• To do: Write the material out again, line by line, exactly as it is.

[Records about charts and figures]
BEGIN

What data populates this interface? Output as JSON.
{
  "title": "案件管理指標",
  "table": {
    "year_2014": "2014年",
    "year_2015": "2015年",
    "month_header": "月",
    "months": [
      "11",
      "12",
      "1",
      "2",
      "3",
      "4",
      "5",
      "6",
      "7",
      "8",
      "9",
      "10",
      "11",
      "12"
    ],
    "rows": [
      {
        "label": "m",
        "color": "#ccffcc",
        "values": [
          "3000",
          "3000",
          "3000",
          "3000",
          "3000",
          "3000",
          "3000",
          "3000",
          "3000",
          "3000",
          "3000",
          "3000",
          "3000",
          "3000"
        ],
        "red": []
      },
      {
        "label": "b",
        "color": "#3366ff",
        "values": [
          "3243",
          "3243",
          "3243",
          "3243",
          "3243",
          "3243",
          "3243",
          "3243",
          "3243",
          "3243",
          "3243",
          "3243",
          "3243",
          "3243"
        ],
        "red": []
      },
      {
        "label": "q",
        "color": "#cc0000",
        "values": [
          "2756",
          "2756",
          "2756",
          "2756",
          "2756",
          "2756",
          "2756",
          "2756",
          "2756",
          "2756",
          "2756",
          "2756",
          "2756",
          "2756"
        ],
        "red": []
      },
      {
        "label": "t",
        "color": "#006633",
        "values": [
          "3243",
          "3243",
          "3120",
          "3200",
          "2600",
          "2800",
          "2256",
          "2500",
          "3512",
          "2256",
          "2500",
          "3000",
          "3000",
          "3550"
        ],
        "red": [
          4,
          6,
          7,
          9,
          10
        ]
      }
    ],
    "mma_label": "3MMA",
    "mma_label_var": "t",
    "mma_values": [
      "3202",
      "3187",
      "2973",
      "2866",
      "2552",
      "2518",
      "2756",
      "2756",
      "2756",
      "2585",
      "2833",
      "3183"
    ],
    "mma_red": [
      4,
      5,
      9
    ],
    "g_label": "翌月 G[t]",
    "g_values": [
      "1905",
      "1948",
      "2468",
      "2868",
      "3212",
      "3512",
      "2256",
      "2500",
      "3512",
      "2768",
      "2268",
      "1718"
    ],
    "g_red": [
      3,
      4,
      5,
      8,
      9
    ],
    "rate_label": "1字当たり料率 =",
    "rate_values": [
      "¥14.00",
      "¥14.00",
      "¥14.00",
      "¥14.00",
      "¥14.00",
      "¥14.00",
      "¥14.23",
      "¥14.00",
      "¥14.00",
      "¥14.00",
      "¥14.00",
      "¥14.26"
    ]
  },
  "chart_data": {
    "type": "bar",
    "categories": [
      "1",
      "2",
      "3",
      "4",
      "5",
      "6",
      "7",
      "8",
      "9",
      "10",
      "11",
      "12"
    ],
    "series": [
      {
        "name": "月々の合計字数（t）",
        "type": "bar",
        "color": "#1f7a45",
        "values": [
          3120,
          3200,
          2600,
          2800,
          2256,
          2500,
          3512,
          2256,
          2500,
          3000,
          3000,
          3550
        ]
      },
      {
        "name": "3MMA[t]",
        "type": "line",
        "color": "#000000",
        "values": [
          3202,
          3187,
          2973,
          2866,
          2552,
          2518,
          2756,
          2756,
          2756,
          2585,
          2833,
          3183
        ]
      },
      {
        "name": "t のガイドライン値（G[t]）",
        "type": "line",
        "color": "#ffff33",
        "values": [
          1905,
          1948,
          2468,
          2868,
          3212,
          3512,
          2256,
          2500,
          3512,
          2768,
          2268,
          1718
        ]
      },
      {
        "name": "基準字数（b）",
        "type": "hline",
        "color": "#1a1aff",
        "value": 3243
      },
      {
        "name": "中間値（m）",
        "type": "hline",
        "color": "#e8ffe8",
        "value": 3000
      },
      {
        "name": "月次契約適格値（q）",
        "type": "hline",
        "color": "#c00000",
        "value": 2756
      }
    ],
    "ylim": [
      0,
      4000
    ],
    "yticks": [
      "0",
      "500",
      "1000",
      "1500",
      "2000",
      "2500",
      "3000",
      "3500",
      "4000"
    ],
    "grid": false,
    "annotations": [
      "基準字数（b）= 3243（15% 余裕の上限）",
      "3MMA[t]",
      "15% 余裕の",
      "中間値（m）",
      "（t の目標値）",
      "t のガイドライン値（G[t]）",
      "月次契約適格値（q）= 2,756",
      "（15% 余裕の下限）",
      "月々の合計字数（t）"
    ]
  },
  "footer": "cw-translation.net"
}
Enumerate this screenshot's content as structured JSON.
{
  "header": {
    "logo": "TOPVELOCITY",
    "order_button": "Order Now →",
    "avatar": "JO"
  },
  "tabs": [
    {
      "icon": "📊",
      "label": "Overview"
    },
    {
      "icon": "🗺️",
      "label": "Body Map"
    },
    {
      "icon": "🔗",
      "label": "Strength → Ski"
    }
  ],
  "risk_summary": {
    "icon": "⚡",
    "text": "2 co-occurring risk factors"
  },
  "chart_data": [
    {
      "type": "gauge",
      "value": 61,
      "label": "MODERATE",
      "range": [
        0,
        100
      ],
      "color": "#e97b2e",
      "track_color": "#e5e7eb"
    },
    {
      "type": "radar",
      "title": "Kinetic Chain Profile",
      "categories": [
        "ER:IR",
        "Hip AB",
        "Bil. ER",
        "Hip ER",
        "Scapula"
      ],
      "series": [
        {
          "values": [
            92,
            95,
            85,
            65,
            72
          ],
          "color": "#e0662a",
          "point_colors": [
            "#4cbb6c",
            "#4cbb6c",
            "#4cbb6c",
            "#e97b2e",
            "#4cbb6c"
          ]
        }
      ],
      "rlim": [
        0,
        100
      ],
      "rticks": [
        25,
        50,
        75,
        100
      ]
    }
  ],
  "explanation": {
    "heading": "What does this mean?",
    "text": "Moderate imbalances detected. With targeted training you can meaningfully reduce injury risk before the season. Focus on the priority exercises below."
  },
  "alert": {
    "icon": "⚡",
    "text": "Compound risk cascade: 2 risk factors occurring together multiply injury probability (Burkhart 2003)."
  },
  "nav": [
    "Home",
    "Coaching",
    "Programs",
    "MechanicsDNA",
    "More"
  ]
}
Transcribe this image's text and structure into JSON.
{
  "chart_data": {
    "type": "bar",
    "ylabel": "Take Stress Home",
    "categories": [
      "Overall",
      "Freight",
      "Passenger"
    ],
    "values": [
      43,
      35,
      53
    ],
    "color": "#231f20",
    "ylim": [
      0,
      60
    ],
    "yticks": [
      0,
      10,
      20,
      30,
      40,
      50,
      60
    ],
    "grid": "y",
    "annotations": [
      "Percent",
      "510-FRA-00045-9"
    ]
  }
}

END

• Correct response:
What data populates this interface? Output as JSON.
{
  "title": "案件管理指標",
  "table": {
    "year_2014": "2014年",
    "year_2015": "2015年",
    "month_header": "月",
    "months": [
      "11",
      "12",
      "1",
      "2",
      "3",
      "4",
      "5",
      "6",
      "7",
      "8",
      "9",
      "10",
      "11",
      "12"
    ],
    "rows": [
      {
        "label": "m",
        "color": "#ccffcc",
        "values": [
          "3000",
          "3000",
          "3000",
          "3000",
          "3000",
          "3000",
          "3000",
          "3000",
          "3000",
          "3000",
          "3000",
          "3000",
          "3000",
          "3000"
        ],
        "red": []
      },
      {
        "label": "b",
        "color": "#3366ff",
        "values": [
          "3243",
          "3243",
          "3243",
          "3243",
          "3243",
          "3243",
          "3243",
          "3243",
          "3243",
          "3243",
          "3243",
          "3243",
          "3243",
          "3243"
        ],
        "red": []
      },
      {
        "label": "q",
        "color": "#cc0000",
        "values": [
          "2756",
          "2756",
          "2756",
          "2756",
          "2756",
          "2756",
          "2756",
          "2756",
          "2756",
          "2756",
          "2756",
          "2756",
          "2756",
          "2756"
        ],
        "red": []
      },
      {
        "label": "t",
        "color": "#006633",
        "values": [
          "3243",
          "3243",
          "3120",
          "3200",
          "2600",
          "2800",
          "2256",
          "2500",
          "3512",
          "2256",
          "2500",
          "3000",
          "3000",
          "3550"
        ],
        "red": [
          4,
          6,
          7,
          9,
          10
        ]
      }
    ],
    "mma_label": "3MMA",
    "mma_label_var": "t",
    "mma_values": [
      "3202",
      "3187",
      "2973",
      "2866",
      "2552",
      "2518",
      "2756",
      "2756",
      "2756",
      "2585",
      "2833",
      "3183"
    ],
    "mma_red": [
      4,
      5,
      9
    ],
    "g_label": "翌月 G[t]",
    "g_values": [
      "1905",
      "1948",
      "2468",
      "2868",
      "3212",
      "3512",
      "2256",
      "2500",
      "3512",
      "2768",
      "2268",
      "1718"
    ],
    "g_red": [
      3,
      4,
      5,
      8,
      9
    ],
    "rate_label": "1字当たり料率 =",
    "rate_values": [
      "¥14.00",
      "¥14.00",
      "¥14.00",
      "¥14.00",
      "¥14.00",
      "¥14.00",
      "¥14.23",
      "¥14.00",
      "¥14.00",
      "¥14.00",
      "¥14.00",
      "¥14.26"
    ]
  },
  "chart_data": {
    "type": "bar",
    "categories": [
      "1",
      "2",
      "3",
      "4",
      "5",
      "6",
      "7",
      "8",
      "9",
      "10",
      "11",
      "12"
    ],
    "series": [
      {
        "name": "月々の合計字数（t）",
        "type": "bar",
        "color": "#1f7a45",
        "values": [
          3120,
          3200,
          2600,
          2800,
          2256,
          2500,
          3512,
          2256,
          2500,
          3000,
          3000,
          3550
        ]
      },
      {
        "name": "3MMA[t]",
        "type": "line",
        "color": "#000000",
        "values": [
          3202,
          3187,
          2973,
          2866,
          2552,
          2518,
          2756,
          2756,
          2756,
          2585,
          2833,
          3183
        ]
      },
      {
        "name": "t のガイドライン値（G[t]）",
        "type": "line",
        "color": "#ffff33",
        "values": [
          1905,
          1948,
          2468,
          2868,
          3212,
          3512,
          2256,
          2500,
          3512,
          2768,
          2268,
          1718
        ]
      },
      {
        "name": "基準字数（b）",
        "type": "hline",
        "color": "#1a1aff",
        "value": 3243
      },
      {
        "name": "中間値（m）",
        "type": "hline",
        "color": "#e8ffe8",
        "value": 3000
      },
      {
        "name": "月次契約適格値（q）",
        "type": "hline",
        "color": "#c00000",
        "value": 2756
      }
    ],
    "ylim": [
      0,
      4000
    ],
    "yticks": [
      "0",
      "500",
      "1000",
      "1500",
      "2000",
      "2500",
      "3000",
      "3500",
      "4000"
    ],
    "grid": false,
    "annotations": [
      "基準字数（b）= 3243（15% 余裕の上限）",
      "3MMA[t]",
      "15% 余裕の",
      "中間値（m）",
      "（t の目標値）",
      "t のガイドライン値（G[t]）",
      "月次契約適格値（q）= 2,756",
      "（15% 余裕の下限）",
      "月々の合計字数（t）"
    ]
  },
  "footer": "cw-translation.net"
}
Enumerate this screenshot's content as structured JSON.
{
  "header": {
    "logo": "TOPVELOCITY",
    "order_button": "Order Now →",
    "avatar": "JO"
  },
  "tabs": [
    {
      "icon": "📊",
      "label": "Overview"
    },
    {
      "icon": "🗺️",
      "label": "Body Map"
    },
    {
      "icon": "🔗",
      "label": "Strength → Ski"
    }
  ],
  "risk_summary": {
    "icon": "⚡",
    "text": "2 co-occurring risk factors"
  },
  "chart_data": [
    {
      "type": "gauge",
      "value": 61,
      "label": "MODERATE",
      "range": [
        0,
        100
      ],
      "color": "#e97b2e",
      "track_color": "#e5e7eb"
    },
    {
      "type": "radar",
      "title": "Kinetic Chain Profile",
      "categories": [
        "ER:IR",
        "Hip AB",
        "Bil. ER",
        "Hip ER",
        "Scapula"
      ],
      "series": [
        {
          "values": [
            92,
            95,
            85,
            65,
            72
          ],
          "color": "#e0662a",
          "point_colors": [
            "#4cbb6c",
            "#4cbb6c",
            "#4cbb6c",
            "#e97b2e",
            "#4cbb6c"
          ]
        }
      ],
      "rlim": [
        0,
        100
      ],
      "rticks": [
        25,
        50,
        75,
        100
      ]
    }
  ],
  "explanation": {
    "heading": "What does this mean?",
    "text": "Moderate imbalances detected. With targeted training you can meaningfully reduce injury risk before the season. Focus on the priority exercises below."
  },
  "alert": {
    "icon": "⚡",
    "text": "Compound risk cascade: 2 risk factors occurring together multiply injury probability (Burkhart 2003)."
  },
  "nav": [
    "Home",
    "Coaching",
    "Programs",
    "MechanicsDNA",
    "More"
  ]
}
Transcribe this image's text and structure into JSON.
{
  "chart_data": {
    "type": "bar",
    "ylabel": "Take Stress Home",
    "categories": [
      "Overall",
      "Freight",
      "Passenger"
    ],
    "values": [
      43,
      35,
      53
    ],
    "color": "#231f20",
    "ylim": [
      0,
      60
    ],
    "yticks": [
      0,
      10,
      20,
      30,
      40,
      50,
      60
    ],
    "grid": "y",
    "annotations": [
      "Percent",
      "510-FRA-00045-9"
    ]
  }
}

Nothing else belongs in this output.